(Stored dataset items)
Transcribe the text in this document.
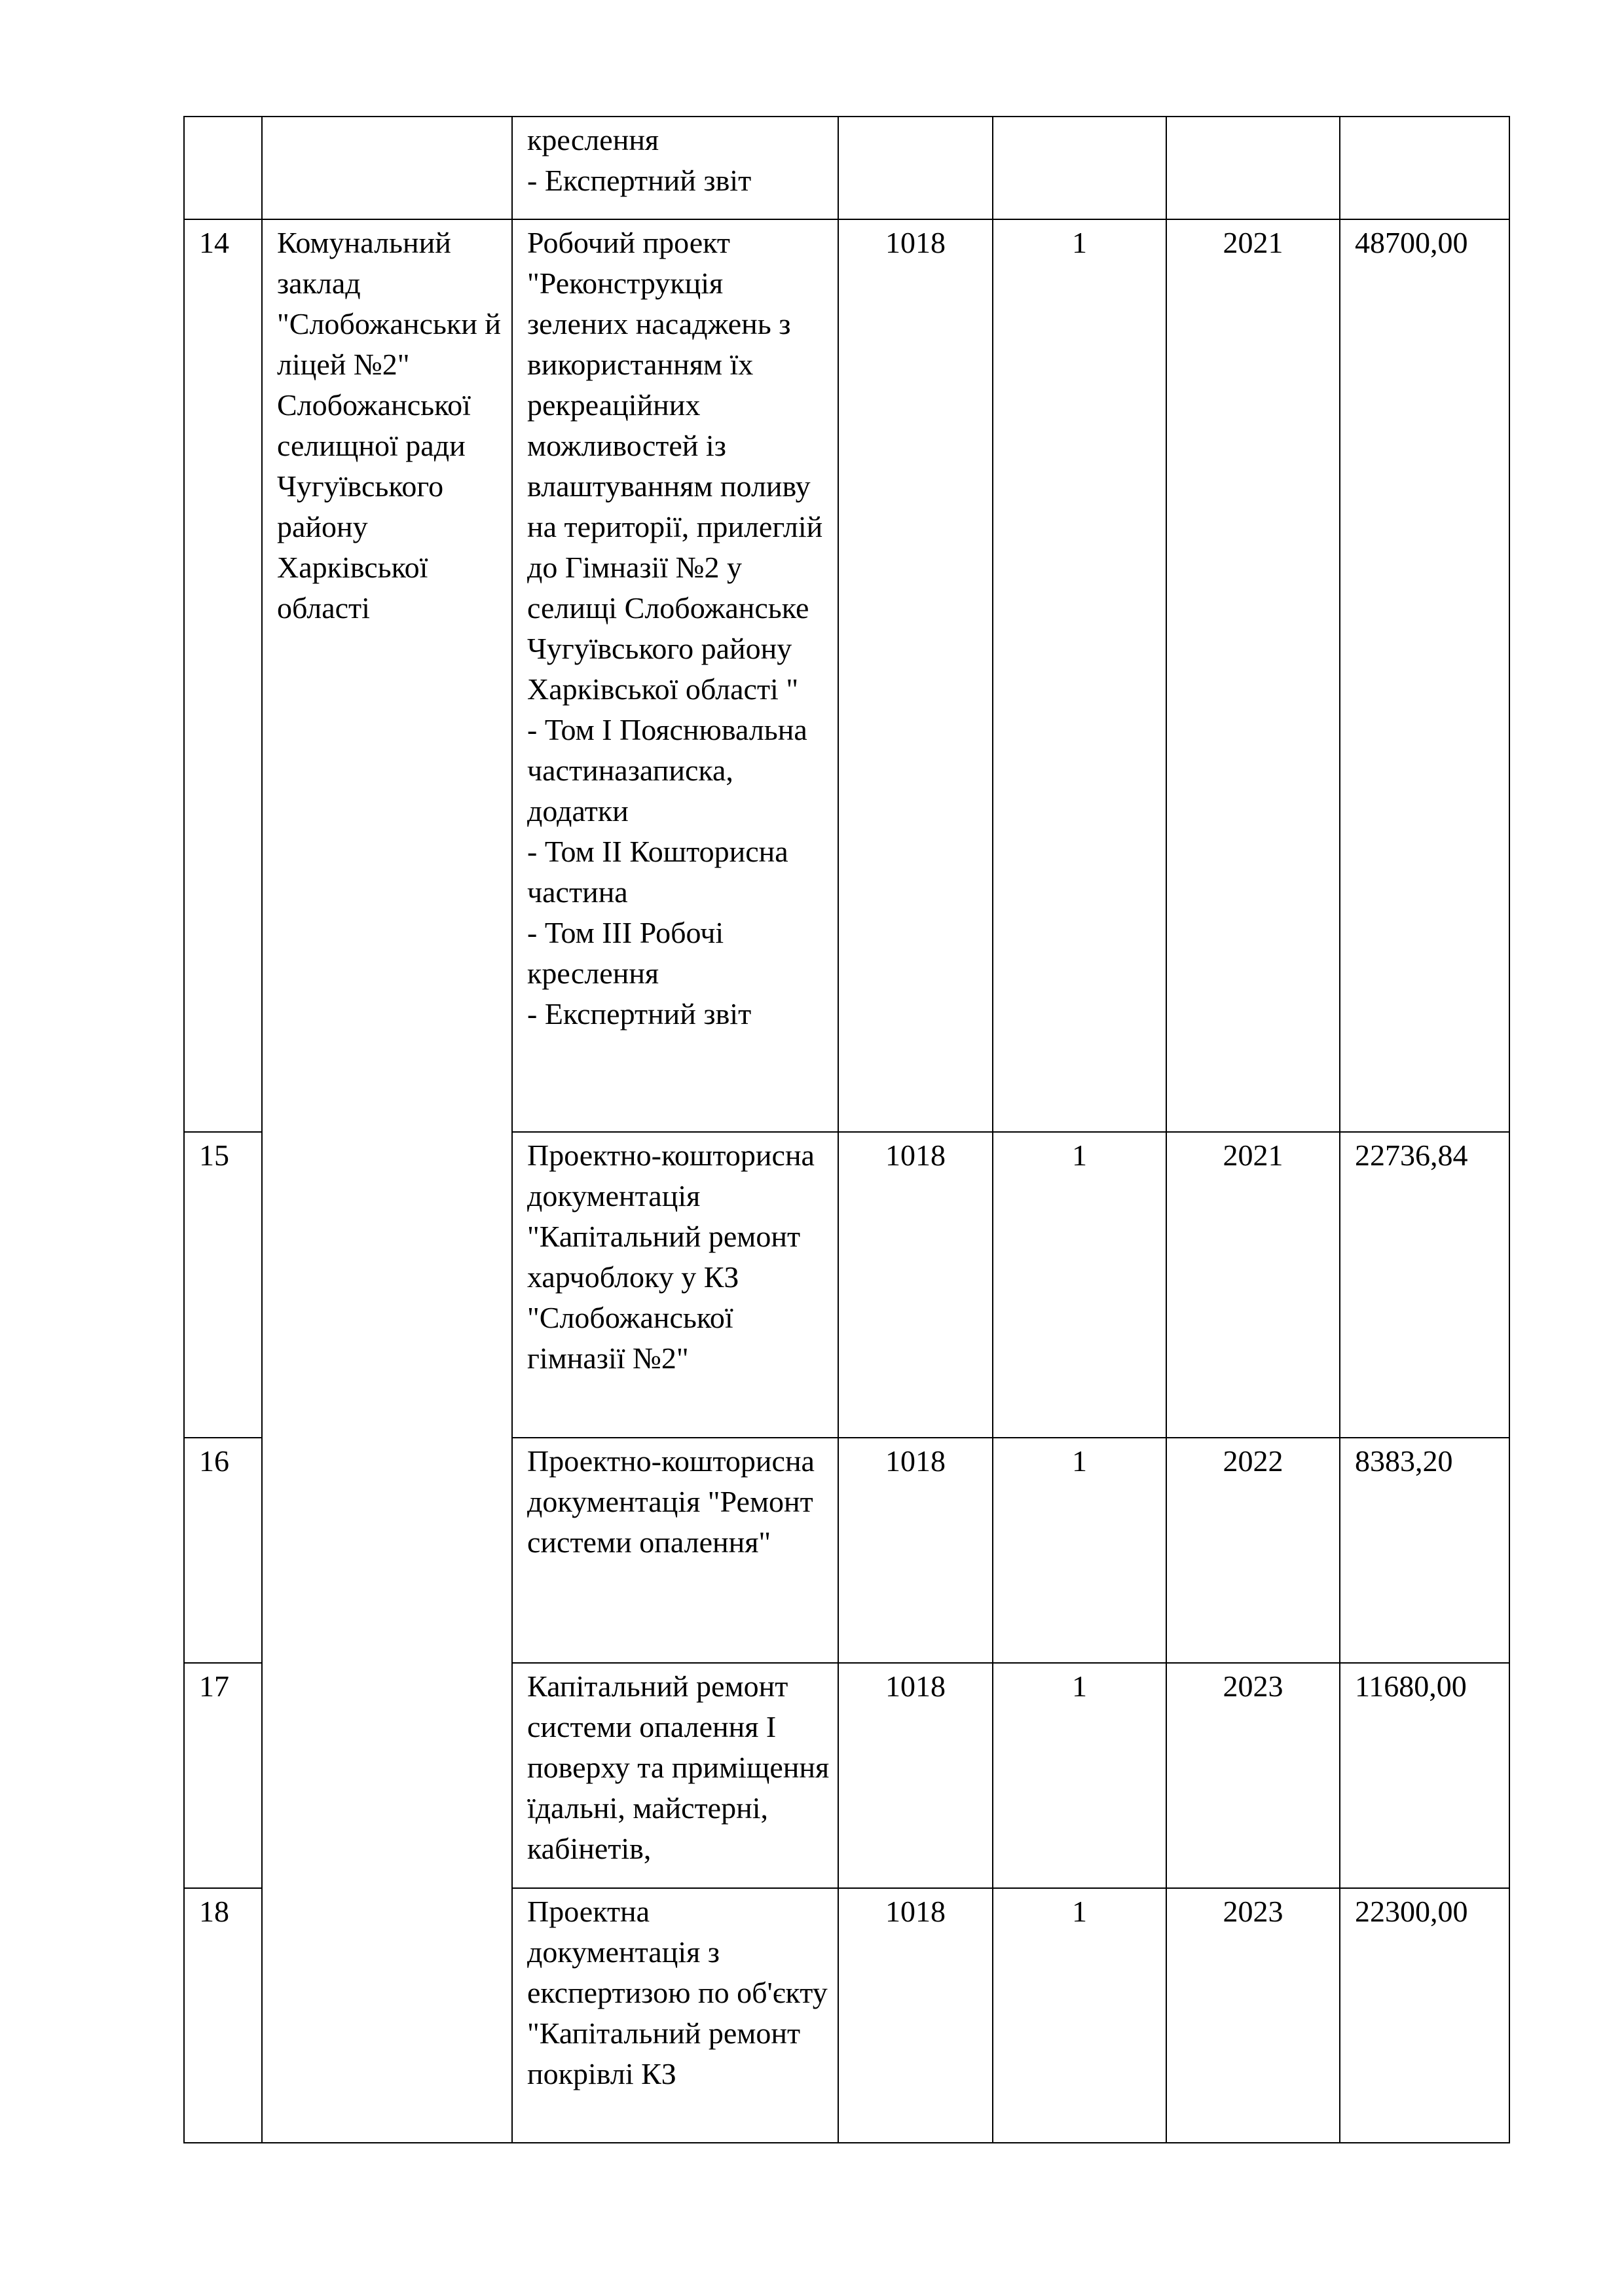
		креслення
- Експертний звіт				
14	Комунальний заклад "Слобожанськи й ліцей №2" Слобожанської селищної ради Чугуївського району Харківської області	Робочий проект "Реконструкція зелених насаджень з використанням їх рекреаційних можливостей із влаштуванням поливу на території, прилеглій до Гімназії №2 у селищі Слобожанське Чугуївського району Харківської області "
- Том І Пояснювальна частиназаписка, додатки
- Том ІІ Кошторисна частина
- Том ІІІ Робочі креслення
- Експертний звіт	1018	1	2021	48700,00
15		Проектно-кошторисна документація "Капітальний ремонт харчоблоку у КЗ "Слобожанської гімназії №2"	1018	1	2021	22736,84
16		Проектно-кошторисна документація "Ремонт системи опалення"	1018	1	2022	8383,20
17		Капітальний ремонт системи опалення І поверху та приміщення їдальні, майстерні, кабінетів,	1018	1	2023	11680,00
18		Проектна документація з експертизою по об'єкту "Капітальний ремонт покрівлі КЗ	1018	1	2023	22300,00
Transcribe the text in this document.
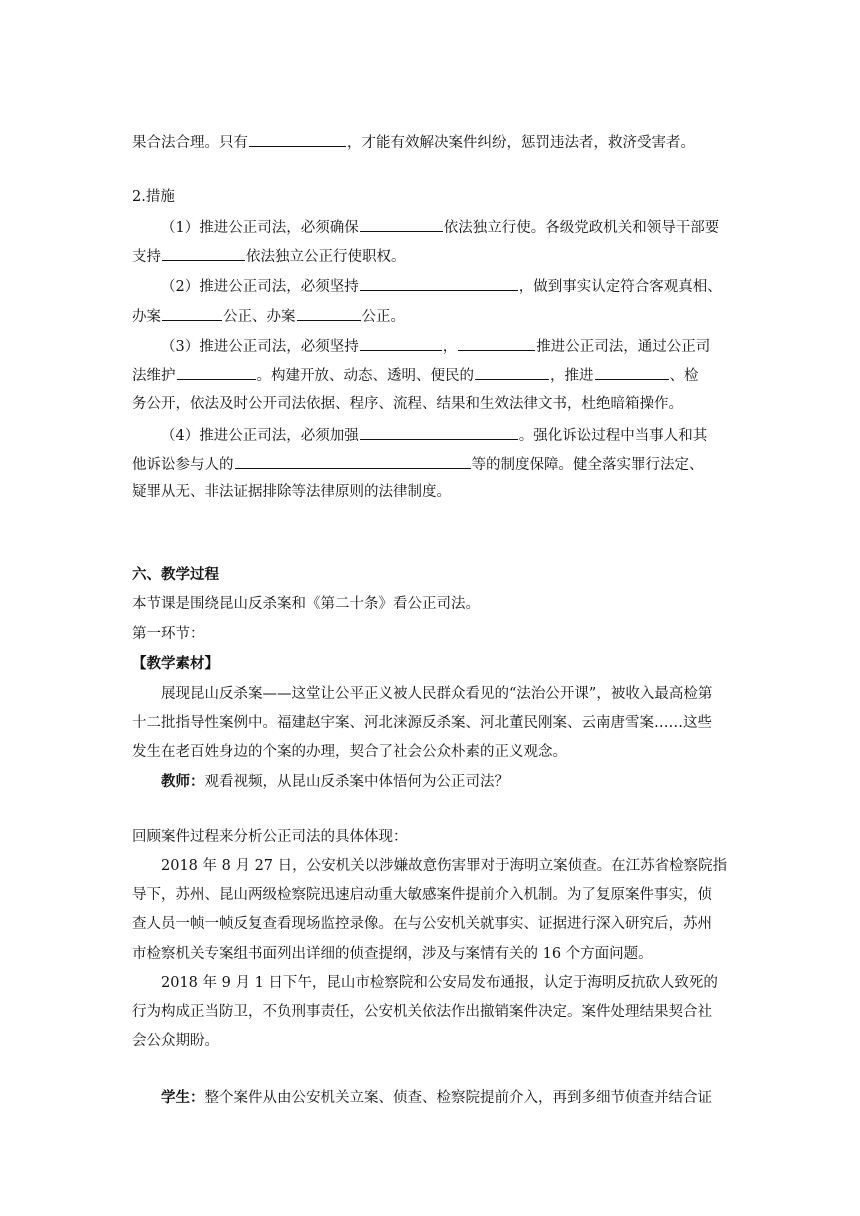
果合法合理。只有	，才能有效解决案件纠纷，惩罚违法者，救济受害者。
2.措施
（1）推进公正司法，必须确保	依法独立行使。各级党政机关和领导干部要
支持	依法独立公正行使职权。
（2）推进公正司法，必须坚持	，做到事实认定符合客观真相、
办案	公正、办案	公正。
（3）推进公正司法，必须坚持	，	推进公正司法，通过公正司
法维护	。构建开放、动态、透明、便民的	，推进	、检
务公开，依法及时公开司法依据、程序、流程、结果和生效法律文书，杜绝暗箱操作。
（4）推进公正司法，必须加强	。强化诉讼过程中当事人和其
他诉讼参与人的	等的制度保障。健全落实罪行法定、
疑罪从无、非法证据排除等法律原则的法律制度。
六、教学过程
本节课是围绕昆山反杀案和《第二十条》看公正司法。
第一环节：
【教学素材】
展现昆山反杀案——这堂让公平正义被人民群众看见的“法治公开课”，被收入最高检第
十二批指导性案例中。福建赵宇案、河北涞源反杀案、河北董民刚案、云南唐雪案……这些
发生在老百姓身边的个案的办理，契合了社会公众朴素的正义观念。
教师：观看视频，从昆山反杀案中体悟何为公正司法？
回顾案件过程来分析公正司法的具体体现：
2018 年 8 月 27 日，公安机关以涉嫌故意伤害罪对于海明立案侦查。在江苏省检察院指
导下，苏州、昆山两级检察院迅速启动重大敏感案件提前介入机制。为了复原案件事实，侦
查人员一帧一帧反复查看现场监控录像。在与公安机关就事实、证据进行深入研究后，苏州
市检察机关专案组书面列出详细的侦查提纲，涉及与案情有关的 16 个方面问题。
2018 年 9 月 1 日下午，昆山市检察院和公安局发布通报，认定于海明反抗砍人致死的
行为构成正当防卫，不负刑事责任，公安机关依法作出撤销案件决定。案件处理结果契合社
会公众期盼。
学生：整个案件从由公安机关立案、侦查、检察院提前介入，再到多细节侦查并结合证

**Written problem:** Find "Слобожанської". Copy every line it occurs in.

**Answer in full:**
14	Комунальний заклад "Слобожанськи й ліцей №2" Слобожанської селищної ради Чугуївського району Харківської області	Робочий проект "Реконструкція зелених насаджень з використанням їх рекреаційних можливостей із влаштуванням поливу на території, прилеглій до Гімназії №2 у селищі Слобожанське Чугуївського району Харківської області "
15		Проектно-кошторисна документація "Капітальний ремонт харчоблоку у КЗ "Слобожанської гімназії №2"	1018	1	2021	22736,84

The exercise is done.